In the records below, count each line where the word "OSTSEE" appears, and reply with that number only.

*** Records for processing ***

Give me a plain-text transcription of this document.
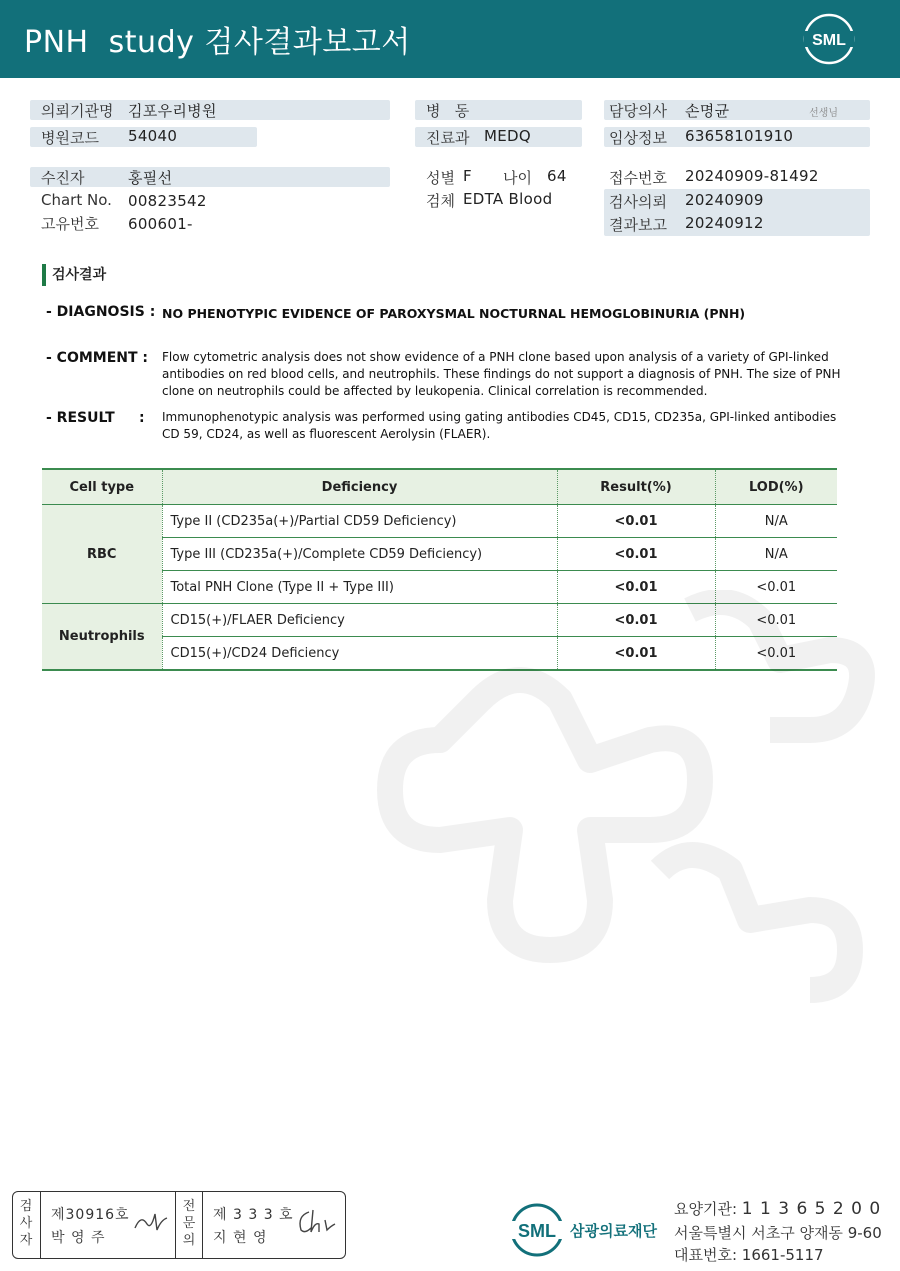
PNH  study 검사결과보고서	SML
의뢰기관명 김포우리병원
병원코드 54040
수진자	홍필선
Chart No. 00823542
고유번호 600601-
병   동
진료과 MEDQ
성별 F 나이 64
검체 EDTA Blood
담당의사 손명균	선생님
임상정보 63658101910
접수번호 20240909-81492
검사의뢰 20240909
결과보고 20240912
검사결과
- DIAGNOSIS : NO PHENOTYPIC EVIDENCE OF PAROXYSMAL NOCTURNAL HEMOGLOBINURIA (PNH)
- COMMENT : Flow cytometric analysis does not show evidence of a PNH clone based upon analysis of a variety of GPI-linked antibodies on red blood cells, and neutrophils. These findings do not support a diagnosis of PNH. The size of PNH clone on neutrophils could be affected by leukopenia. Clinical correlation is recommended.
- RESULT     : Immunophenotypic analysis was performed using gating antibodies CD45, CD15, CD235a, GPI-linked antibodies CD 59, CD24, as well as fluorescent Aerolysin (FLAER).
Cell type	Deficiency	Result(%)	LOD(%)
RBC	Type II (CD235a(+)/Partial CD59 Deficiency)	<0.01	N/A
	Type III (CD235a(+)/Complete CD59 Deficiency)	<0.01	N/A
	Total PNH Clone (Type II + Type III)	<0.01	<0.01
Neutrophils	CD15(+)/FLAER Deficiency	<0.01	<0.01
	CD15(+)/CD24 Deficiency	<0.01	<0.01
검
사
자
제30916호
박 영 주
전
문
의
제 3 3 3 호
지 현 영	SML 삼광의료재단
요양기관: 1 1 3 6 5 2 0 0
서울특별시 서초구 양재동 9-60
대표번호: 1661-5117
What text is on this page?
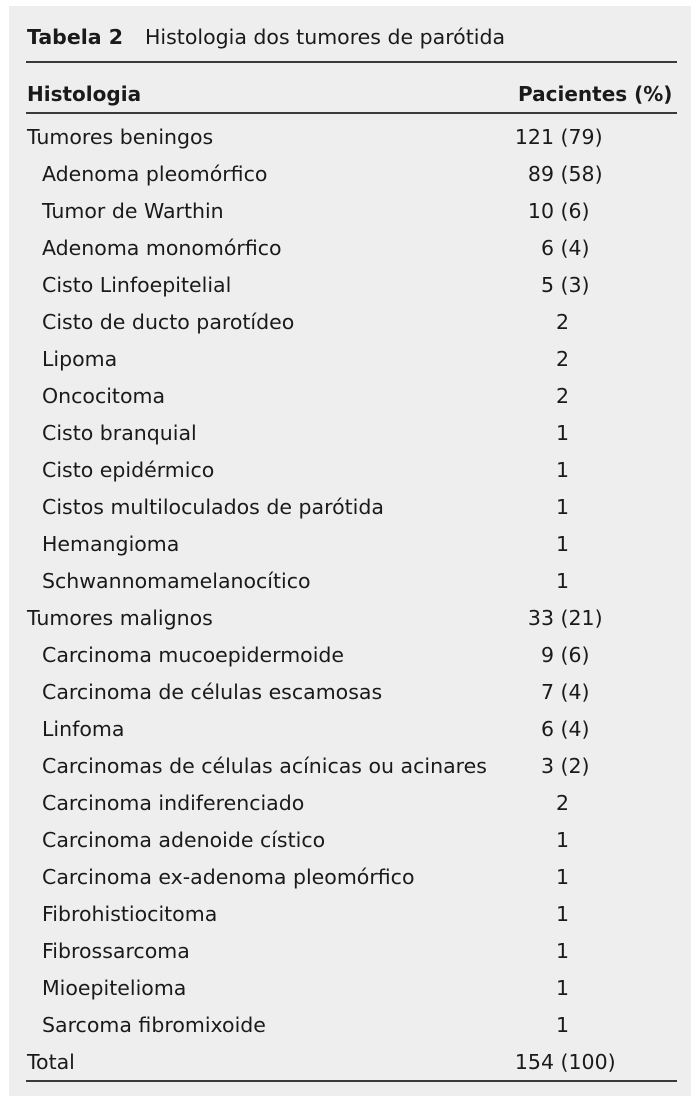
Tabela 2 Histologia dos tumores de parótida
Histologia	Pacientes (%)
Tumores beningos	121 (79)
Adenoma pleomórfico	89 (58)
Tumor de Warthin	10 (6)
Adenoma monomórfico	6 (4)
Cisto Linfoepitelial	5 (3)
Cisto de ducto parotídeo	2
Lipoma	2
Oncocitoma	2
Cisto branquial	1
Cisto epidérmico	1
Cistos multiloculados de parótida	1
Hemangioma	1
Schwannomamelanocítico	1
Tumores malignos	33 (21)
Carcinoma mucoepidermoide	9 (6)
Carcinoma de células escamosas	7 (4)
Linfoma	6 (4)
Carcinomas de células acínicas ou acinares	3 (2)
Carcinoma indiferenciado	2
Carcinoma adenoide cístico	1
Carcinoma ex-adenoma pleomórfico	1
Fibrohistiocitoma	1
Fibrossarcoma	1
Mioepitelioma	1
Sarcoma fibromixoide	1
Total	154 (100)
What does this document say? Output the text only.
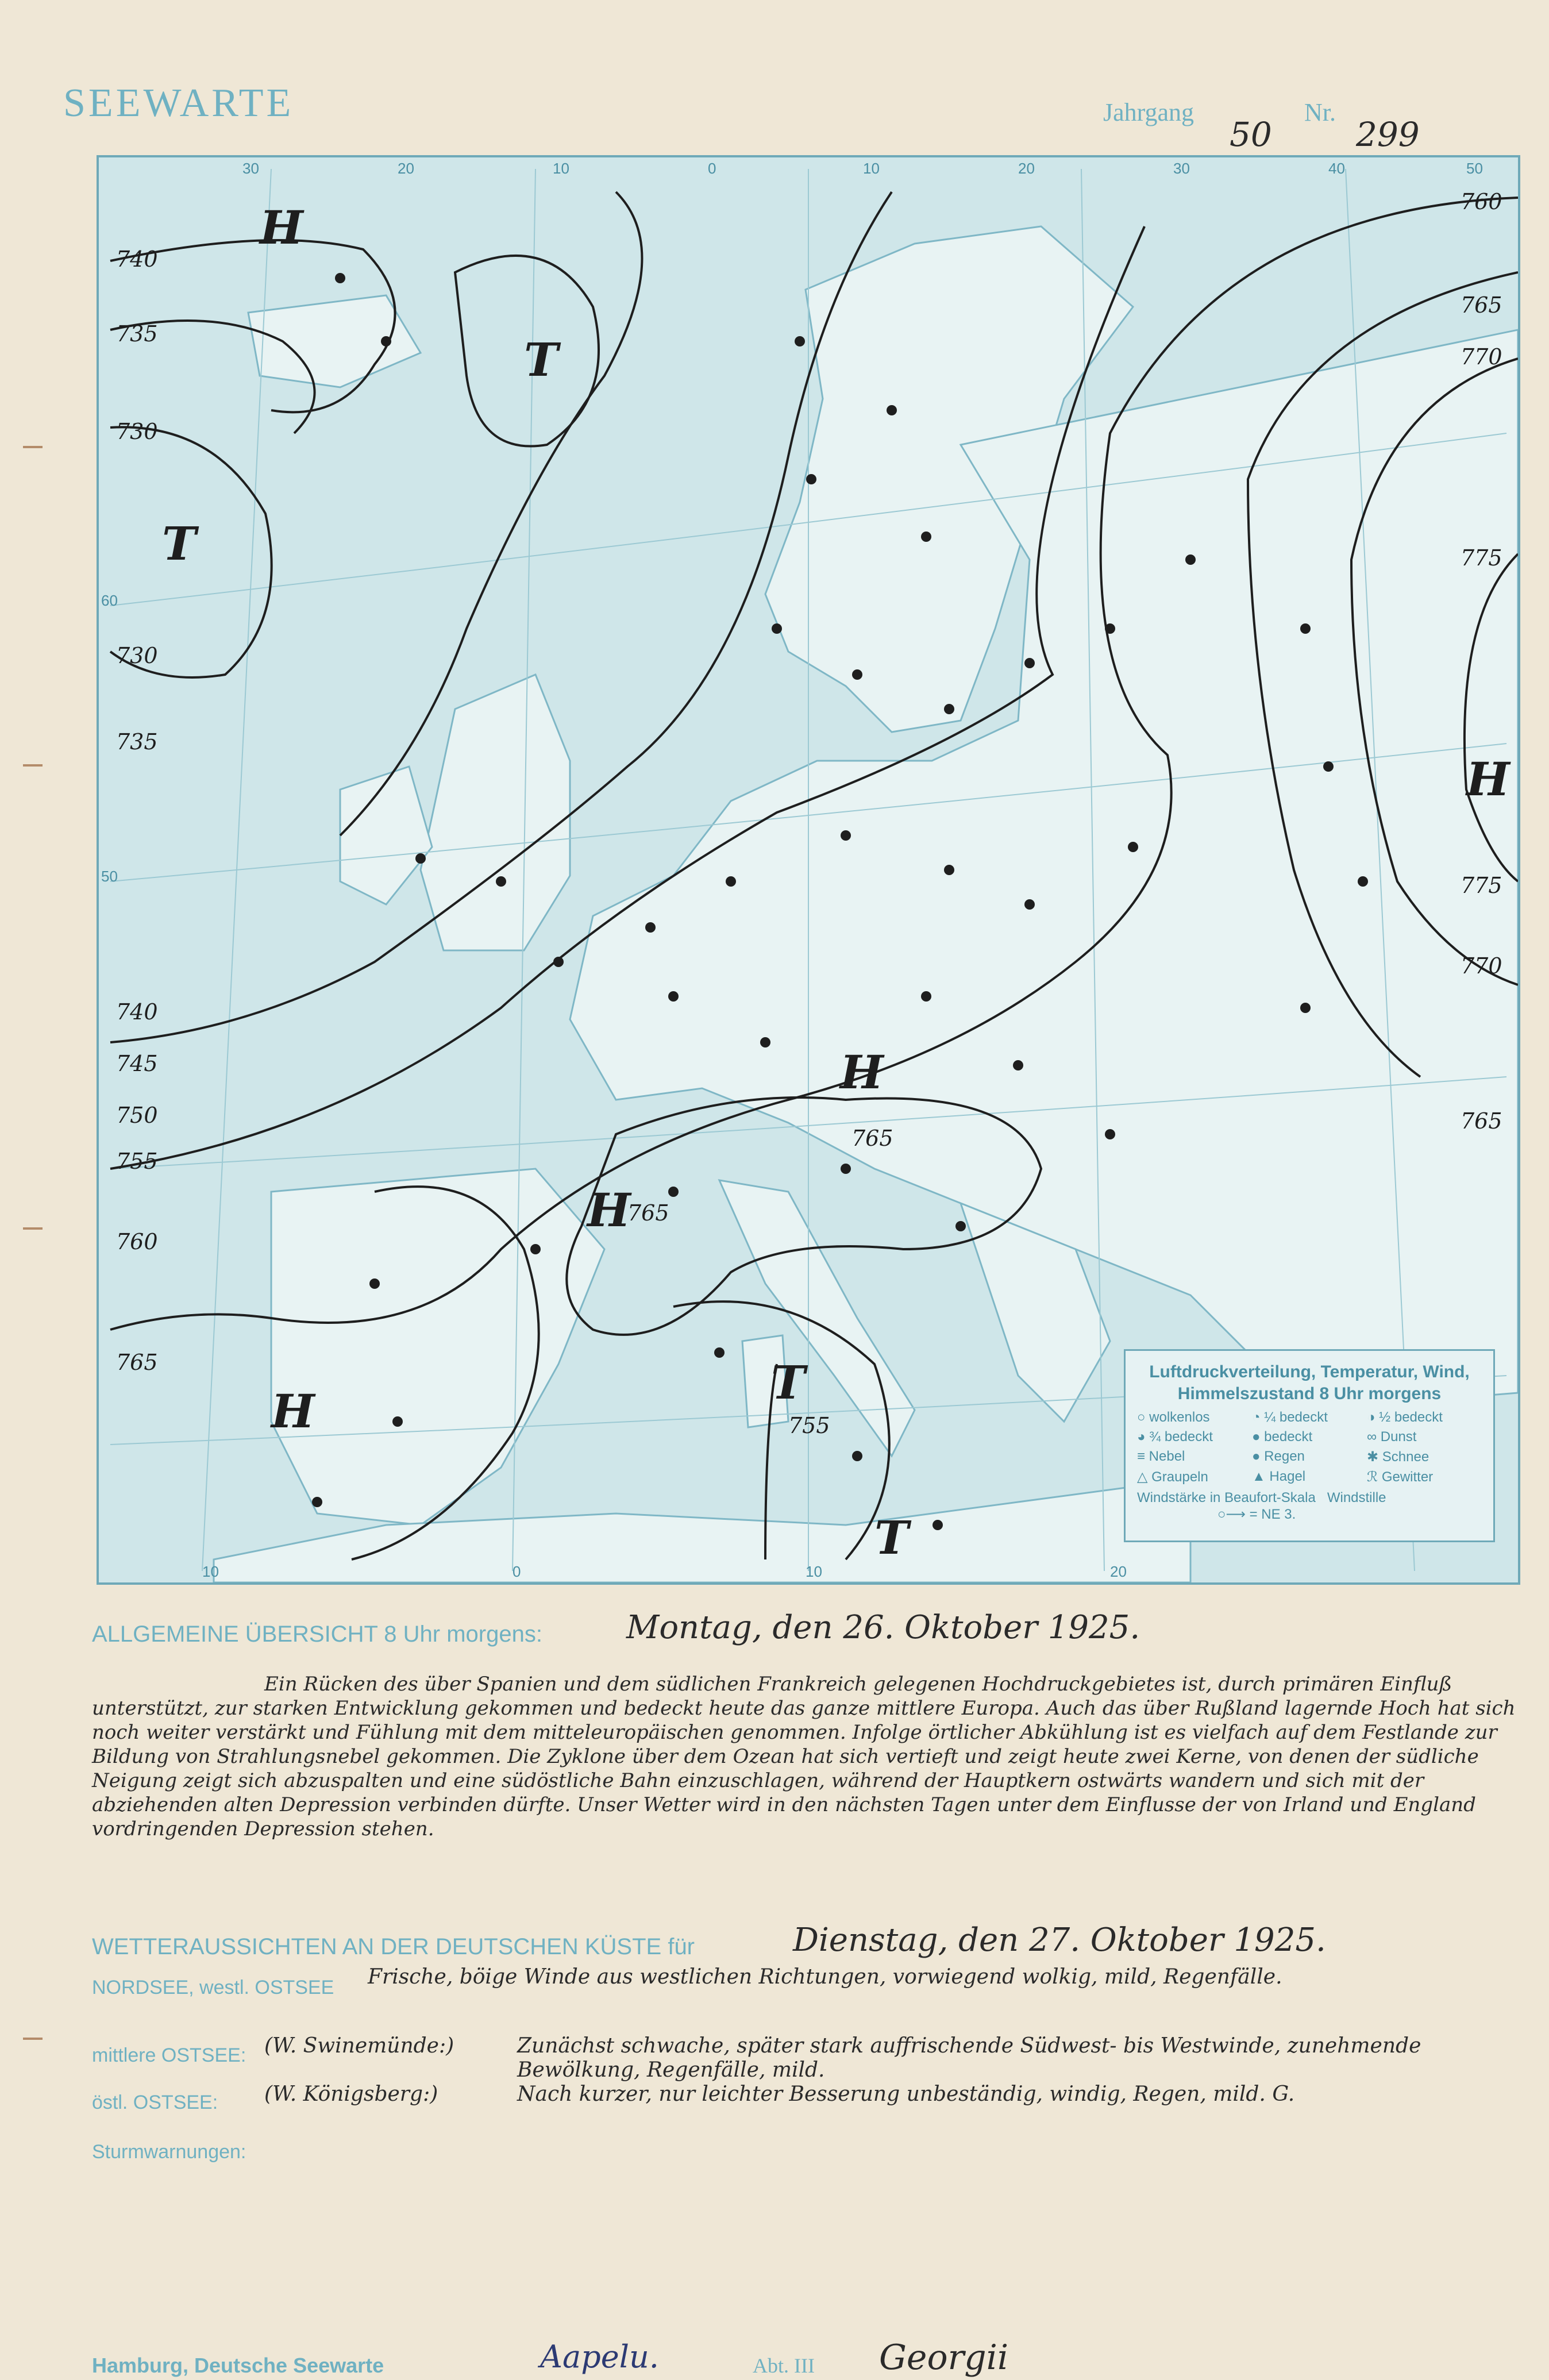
SEEWARTE	Jahrgang
50
Nr.
299
740
735
730
730
735
740
745
750
755
760
765
760
765
770
775
775
770
765
H
T
T
H
H
H
H
T
T
765
765
755
30	20	10	0	10	20	30	40	50
10	0	10	20
60
50
Luftdruckverteilung, Temperatur, Wind,
Himmelszustand 8 Uhr morgens
○ wolkenlos	◔ ¼ bedeckt	◑ ½ bedeckt
◕ ¾ bedeckt	● bedeckt	∞ Dunst
≡ Nebel	● Regen	✱ Schnee
△ Graupeln	▲ Hagel	ℛ Gewitter
Windstärke in Beaufort-Skala Windstille
○⟶ = NE 3.
ALLGEMEINE ÜBERSICHT 8 Uhr morgens:	Montag, den 26. Oktober 1925.
Ein Rücken des über Spanien und dem südlichen Frankreich gelegenen Hochdruckgebietes ist, durch primären Einfluß unterstützt, zur starken Entwicklung gekommen und bedeckt heute das ganze mittlere Europa. Auch das über Rußland lagernde Hoch hat sich noch weiter verstärkt und Fühlung mit dem mitteleuropäischen genommen. Infolge örtlicher Abkühlung ist es vielfach auf dem Festlande zur Bildung von Strahlungsnebel gekommen. Die Zyklone über dem Ozean hat sich vertieft und zeigt heute zwei Kerne, von denen der südliche Neigung zeigt sich abzuspalten und eine südöstliche Bahn einzuschlagen, während der Hauptkern ostwärts wandern und sich mit der abziehenden alten Depression verbinden dürfte. Unser Wetter wird in den nächsten Tagen unter dem Einflusse der von Irland und England vordringenden Depression stehen.
WETTERAUSSICHTEN AN DER DEUTSCHEN KÜSTE für	Dienstag, den 27. Oktober 1925.
NORDSEE, westl. OSTSEE Frische, böige Winde aus westlichen Richtungen, vorwiegend wolkig, mild, Regenfälle.
mittlere OSTSEE: (W. Swinemünde:)	Zunächst schwache, später stark auffrischende Südwest- bis Westwinde, zunehmende Bewölkung, Regenfälle, mild.
östl. OSTSEE: (W. Königsberg:)	Nach kurzer, nur leichter Besserung unbeständig, windig, Regen, mild. G.
Sturmwarnungen:
Hamburg, Deutsche Seewarte	Aapelu.	Abt. III Georgii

***

▸ **Solution for this task**
3